══ INPUT MATERIAL

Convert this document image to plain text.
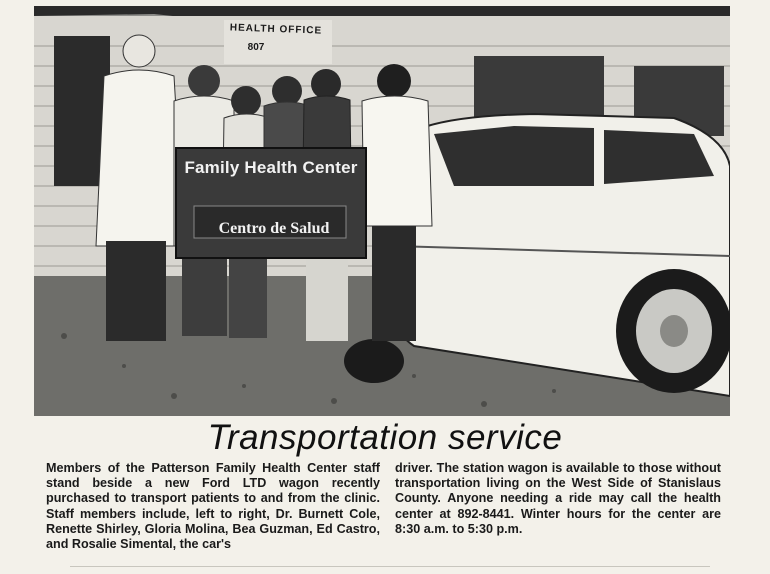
HEALTH OFFICE
807
Family Health Center
Centro de Salud
Transportation service
Members of the Patterson Family Health Center staff stand beside a new Ford LTD wagon recently purchased to transport patients to and from the clinic. Staff members include, left to right, Dr. Burnett Cole, Renette Shirley, Gloria Molina, Bea Guzman, Ed Castro, and Rosalie Simental, the car's
driver. The station wagon is available to those without transportation living on the West Side of Stanislaus County. Anyone needing a ride may call the health center at 892-8441. Winter hours for the center are 8:30 a.m. to 5:30 p.m.
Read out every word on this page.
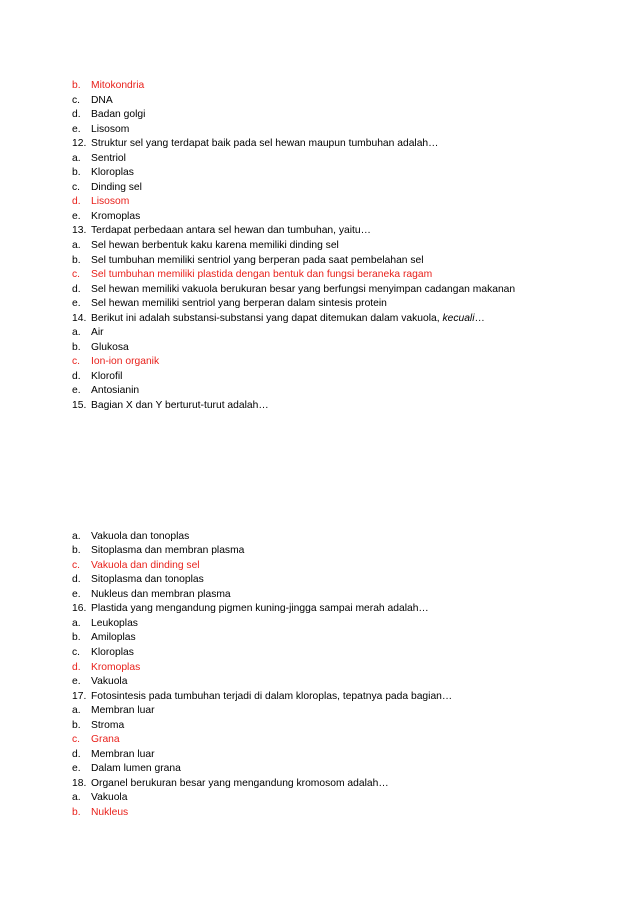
b.	Mitokondria
c.	DNA
d.	Badan golgi
e.	Lisosom
12. Struktur sel yang terdapat baik pada sel hewan maupun tumbuhan adalah…
a.	Sentriol
b.	Kloroplas
c.	Dinding sel
d.	Lisosom
e.	Kromoplas
13. Terdapat perbedaan antara sel hewan dan tumbuhan, yaitu…
a.	Sel hewan berbentuk kaku karena memiliki dinding sel
b.	Sel tumbuhan memiliki sentriol yang berperan pada saat pembelahan sel
c.	Sel tumbuhan memiliki plastida dengan bentuk dan fungsi beraneka ragam
d.	Sel hewan memiliki vakuola berukuran besar yang berfungsi menyimpan cadangan makanan
e.	Sel hewan memiliki sentriol yang berperan dalam sintesis protein
14. Berikut ini adalah substansi-substansi yang dapat ditemukan dalam vakuola, kecuali…
a.	Air
b.	Glukosa
c.	Ion-ion organik
d.	Klorofil
e.	Antosianin
15. Bagian X dan Y berturut-turut adalah…
a.	Vakuola dan tonoplas
b.	Sitoplasma dan membran plasma
c.	Vakuola dan dinding sel
d.	Sitoplasma dan tonoplas
e.	Nukleus dan membran plasma
16. Plastida yang mengandung pigmen kuning-jingga sampai merah adalah…
a.	Leukoplas
b.	Amiloplas
c.	Kloroplas
d.	Kromoplas
e.	Vakuola
17. Fotosintesis pada tumbuhan terjadi di dalam kloroplas, tepatnya pada bagian…
a.	Membran luar
b.	Stroma
c.	Grana
d.	Membran luar
e.	Dalam lumen grana
18. Organel berukuran besar yang mengandung kromosom adalah…
a.	Vakuola
b.	Nukleus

════

TASK — Return the listing verbatim, pictures excluded.

RESPONSE TO THIS TASK —
Convert this document image to plain text.
HEALTH OFFICE
807
Family Health Center
Centro de Salud
Transportation service
Members of the Patterson Family Health Center staff stand beside a new Ford LTD wagon recently purchased to transport patients to and from the clinic. Staff members include, left to right, Dr. Burnett Cole, Renette Shirley, Gloria Molina, Bea Guzman, Ed Castro, and Rosalie Simental, the car's
driver. The station wagon is available to those without transportation living on the West Side of Stanislaus County. Anyone needing a ride may call the health center at 892-8441. Winter hours for the center are 8:30 a.m. to 5:30 p.m.
Read out every word on this page.
b.	Mitokondria
c.	DNA
d.	Badan golgi
e.	Lisosom
12. Struktur sel yang terdapat baik pada sel hewan maupun tumbuhan adalah…
a.	Sentriol
b.	Kloroplas
c.	Dinding sel
d.	Lisosom
e.	Kromoplas
13. Terdapat perbedaan antara sel hewan dan tumbuhan, yaitu…
a.	Sel hewan berbentuk kaku karena memiliki dinding sel
b.	Sel tumbuhan memiliki sentriol yang berperan pada saat pembelahan sel
c.	Sel tumbuhan memiliki plastida dengan bentuk dan fungsi beraneka ragam
d.	Sel hewan memiliki vakuola berukuran besar yang berfungsi menyimpan cadangan makanan
e.	Sel hewan memiliki sentriol yang berperan dalam sintesis protein
14. Berikut ini adalah substansi-substansi yang dapat ditemukan dalam vakuola, kecuali…
a.	Air
b.	Glukosa
c.	Ion-ion organik
d.	Klorofil
e.	Antosianin
15. Bagian X dan Y berturut-turut adalah…
a.	Vakuola dan tonoplas
b.	Sitoplasma dan membran plasma
c.	Vakuola dan dinding sel
d.	Sitoplasma dan tonoplas
e.	Nukleus dan membran plasma
16. Plastida yang mengandung pigmen kuning-jingga sampai merah adalah…
a.	Leukoplas
b.	Amiloplas
c.	Kloroplas
d.	Kromoplas
e.	Vakuola
17. Fotosintesis pada tumbuhan terjadi di dalam kloroplas, tepatnya pada bagian…
a.	Membran luar
b.	Stroma
c.	Grana
d.	Membran luar
e.	Dalam lumen grana
18. Organel berukuran besar yang mengandung kromosom adalah…
a.	Vakuola
b.	Nukleus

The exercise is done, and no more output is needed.